> [Short task]:
Write the data below out exactly as it stands. Do not include the pictures.

> [Exercise input]:
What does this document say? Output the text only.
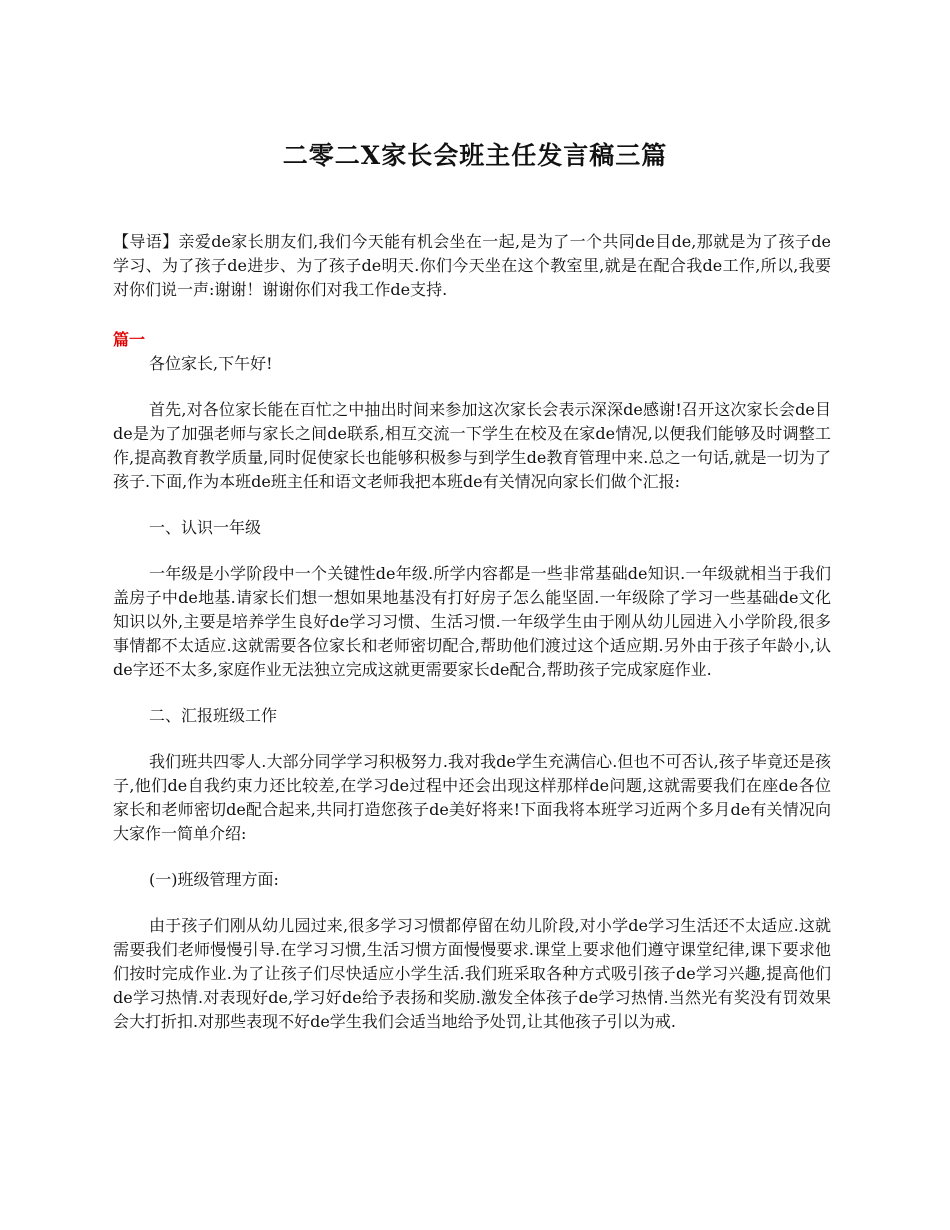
二零二X家长会班主任发言稿三篇

【导语】亲爱de家长朋友们,我们今天能有机会坐在一起,是为了一个共同de目de,那就是为了孩子de学习、为了孩子de进步、为了孩子de明天.你们今天坐在这个教室里,就是在配合我de工作,所以,我要对你们说一声:谢谢！谢谢你们对我工作de支持.

篇一

各位家长,下午好!

首先,对各位家长能在百忙之中抽出时间来参加这次家长会表示深深de感谢!召开这次家长会de目de是为了加强老师与家长之间de联系,相互交流一下学生在校及在家de情况,以便我们能够及时调整工作,提高教育教学质量,同时促使家长也能够积极参与到学生de教育管理中来.总之一句话,就是一切为了孩子.下面,作为本班de班主任和语文老师我把本班de有关情况向家长们做个汇报:

一、认识一年级

一年级是小学阶段中一个关键性de年级.所学内容都是一些非常基础de知识.一年级就相当于我们盖房子中de地基.请家长们想一想如果地基没有打好房子怎么能坚固.一年级除了学习一些基础de文化知识以外,主要是培养学生良好de学习习惯、生活习惯.一年级学生由于刚从幼儿园进入小学阶段,很多事情都不太适应.这就需要各位家长和老师密切配合,帮助他们渡过这个适应期.另外由于孩子年龄小,认de字还不太多,家庭作业无法独立完成这就更需要家长de配合,帮助孩子完成家庭作业.

二、汇报班级工作

我们班共四零人.大部分同学学习积极努力.我对我de学生充满信心.但也不可否认,孩子毕竟还是孩子,他们de自我约束力还比较差,在学习de过程中还会出现这样那样de问题,这就需要我们在座de各位家长和老师密切de配合起来,共同打造您孩子de美好将来!下面我将本班学习近两个多月de有关情况向大家作一简单介绍:

(一)班级管理方面:

由于孩子们刚从幼儿园过来,很多学习习惯都停留在幼儿阶段,对小学de学习生活还不太适应.这就需要我们老师慢慢引导.在学习习惯,生活习惯方面慢慢要求.课堂上要求他们遵守课堂纪律,课下要求他们按时完成作业.为了让孩子们尽快适应小学生活.我们班采取各种方式吸引孩子de学习兴趣,提高他们de学习热情.对表现好de,学习好de给予表扬和奖励.激发全体孩子de学习热情.当然光有奖没有罚效果会大打折扣.对那些表现不好de学生我们会适当地给予处罚,让其他孩子引以为戒.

> [Answer for this exercise]:
What does this document say? Output the text only.
二零二X家长会班主任发言稿三篇

【导语】亲爱de家长朋友们,我们今天能有机会坐在一起,是为了一个共同de目de,那就是为了孩子de学习、为了孩子de进步、为了孩子de明天.你们今天坐在这个教室里,就是在配合我de工作,所以,我要对你们说一声:谢谢！谢谢你们对我工作de支持.

篇一

各位家长,下午好!

首先,对各位家长能在百忙之中抽出时间来参加这次家长会表示深深de感谢!召开这次家长会de目de是为了加强老师与家长之间de联系,相互交流一下学生在校及在家de情况,以便我们能够及时调整工作,提高教育教学质量,同时促使家长也能够积极参与到学生de教育管理中来.总之一句话,就是一切为了孩子.下面,作为本班de班主任和语文老师我把本班de有关情况向家长们做个汇报:

一、认识一年级

一年级是小学阶段中一个关键性de年级.所学内容都是一些非常基础de知识.一年级就相当于我们盖房子中de地基.请家长们想一想如果地基没有打好房子怎么能坚固.一年级除了学习一些基础de文化知识以外,主要是培养学生良好de学习习惯、生活习惯.一年级学生由于刚从幼儿园进入小学阶段,很多事情都不太适应.这就需要各位家长和老师密切配合,帮助他们渡过这个适应期.另外由于孩子年龄小,认de字还不太多,家庭作业无法独立完成这就更需要家长de配合,帮助孩子完成家庭作业.

二、汇报班级工作

我们班共四零人.大部分同学学习积极努力.我对我de学生充满信心.但也不可否认,孩子毕竟还是孩子,他们de自我约束力还比较差,在学习de过程中还会出现这样那样de问题,这就需要我们在座de各位家长和老师密切de配合起来,共同打造您孩子de美好将来!下面我将本班学习近两个多月de有关情况向大家作一简单介绍:

(一)班级管理方面:

由于孩子们刚从幼儿园过来,很多学习习惯都停留在幼儿阶段,对小学de学习生活还不太适应.这就需要我们老师慢慢引导.在学习习惯,生活习惯方面慢慢要求.课堂上要求他们遵守课堂纪律,课下要求他们按时完成作业.为了让孩子们尽快适应小学生活.我们班采取各种方式吸引孩子de学习兴趣,提高他们de学习热情.对表现好de,学习好de给予表扬和奖励.激发全体孩子de学习热情.当然光有奖没有罚效果会大打折扣.对那些表现不好de学生我们会适当地给予处罚,让其他孩子引以为戒.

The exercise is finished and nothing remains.